§ SUPPLIED DATA:
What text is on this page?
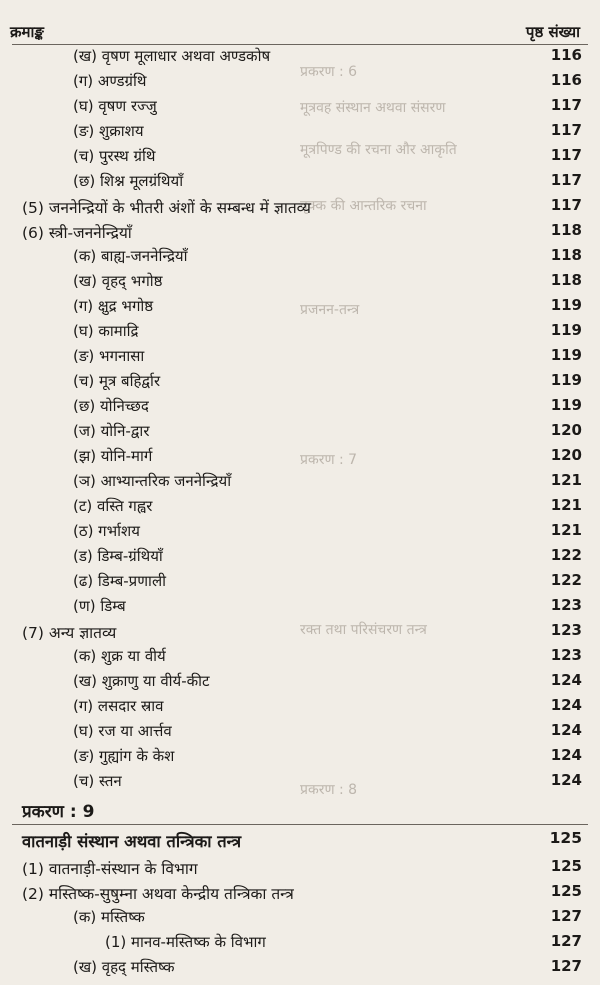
प्रकरण : 6
मूत्रवह संस्थान अथवा संसरण
मूत्रपिण्ड की रचना और आकृति
वृक्क की आन्तरिक रचना
प्रजनन-तन्त्र
प्रकरण : 7
रक्त तथा परिसंचरण तन्त्र
प्रकरण : 8
क्रमाङ्क	पृष्ठ संख्या
(ख) वृषण मूलाधार अथवा अण्डकोष	116
(ग) अण्डग्रंथि	116
(घ) वृषण रज्जु	117
(ङ) शुक्राशय	117
(च) पुरस्थ ग्रंथि	117
(छ) शिश्न मूलग्रंथियाँ	117
(5) जननेन्द्रियों के भीतरी अंशों के सम्बन्ध में ज्ञातव्य	117
(6) स्त्री-जननेन्द्रियाँ	118
(क) बाह्य-जननेन्द्रियाँ	118
(ख) वृहद् भगोष्ठ	118
(ग) क्षुद्र भगोष्ठ	119
(घ) कामाद्रि	119
(ङ) भगनासा	119
(च) मूत्र बहिर्द्वार	119
(छ) योनिच्छद	119
(ज) योनि-द्वार	120
(झ) योनि-मार्ग	120
(ञ) आभ्यान्तरिक जननेन्द्रियाँ	121
(ट) वस्ति गह्वर	121
(ठ) गर्भाशय	121
(ड) डिम्ब-ग्रंथियाँ	122
(ढ) डिम्ब-प्रणाली	122
(ण) डिम्ब	123
(7) अन्य ज्ञातव्य	123
(क) शुक्र या वीर्य	123
(ख) शुक्राणु या वीर्य-कीट	124
(ग) लसदार स्राव	124
(घ) रज या आर्त्तव	124
(ङ) गुह्यांग के केश	124
(च) स्तन	124
प्रकरण : 9
वातनाड़ी संस्थान अथवा तन्त्रिका तन्त्र	125
(1) वातनाड़ी-संस्थान के विभाग	125
(2) मस्तिष्क-सुषुम्ना अथवा केन्द्रीय तन्त्रिका तन्त्र	125
(क) मस्तिष्क	127
(1) मानव-मस्तिष्क के विभाग	127
(ख) वृहद् मस्तिष्क	127
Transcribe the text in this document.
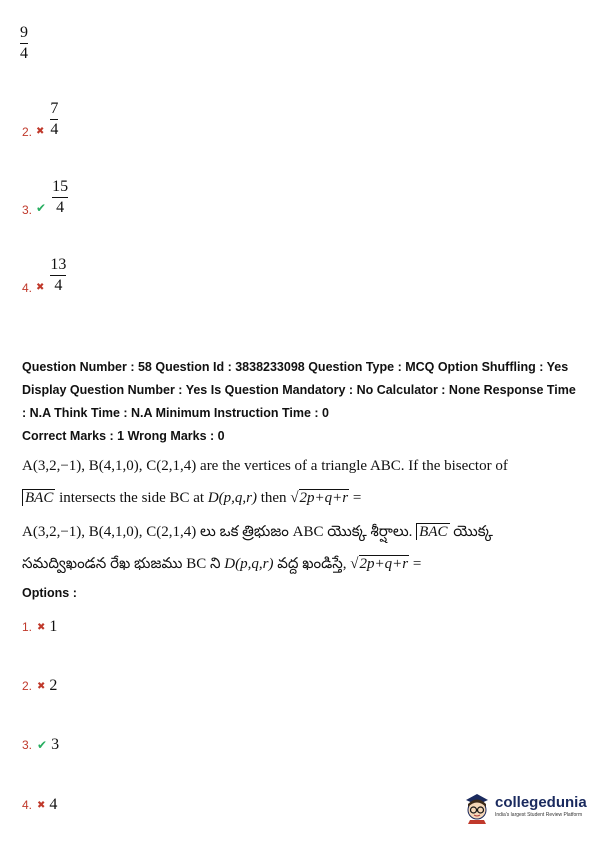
9
4
2. ✖ $\frac{7}{4}$
3. ✔ $\frac{15}{4}$
4. ✖ $\frac{13}{4}$
Question Number : 58 Question Id : 3838233098 Question Type : MCQ Option Shuffling : Yes
Display Question Number : Yes Is Question Mandatory : No Calculator : None Response Time
: N.A Think Time : N.A Minimum Instruction Time : 0
Correct Marks : 1 Wrong Marks : 0
A(3,2,−1), B(4,1,0), C(2,1,4) are the vertices of a triangle ABC. If the bisector of
BAC intersects the side BC at D(p,q,r) then √2p+q+r =
A(3,2,−1), B(4,1,0), C(2,1,4) లు ఒక త్రిభుజం ABC యొక్క శీర్షాలు. BAC యొక్క
సమద్విఖండన రేఖ భుజము BC ని D(p,q,r) వద్ద ఖండిస్తే, √2p+q+r =
Options :
1. ✖ 1
2. ✖ 2
3. ✔ 3
4. ✖ 4	collegedunia
India's largest Student Review Platform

§ PROBLEM: Copy each line from the data above that includes "Time".

§ ANSWER:
Display Question Number : Yes Is Question Mandatory : No Calculator : None Response Time
: N.A Think Time : N.A Minimum Instruction Time : 0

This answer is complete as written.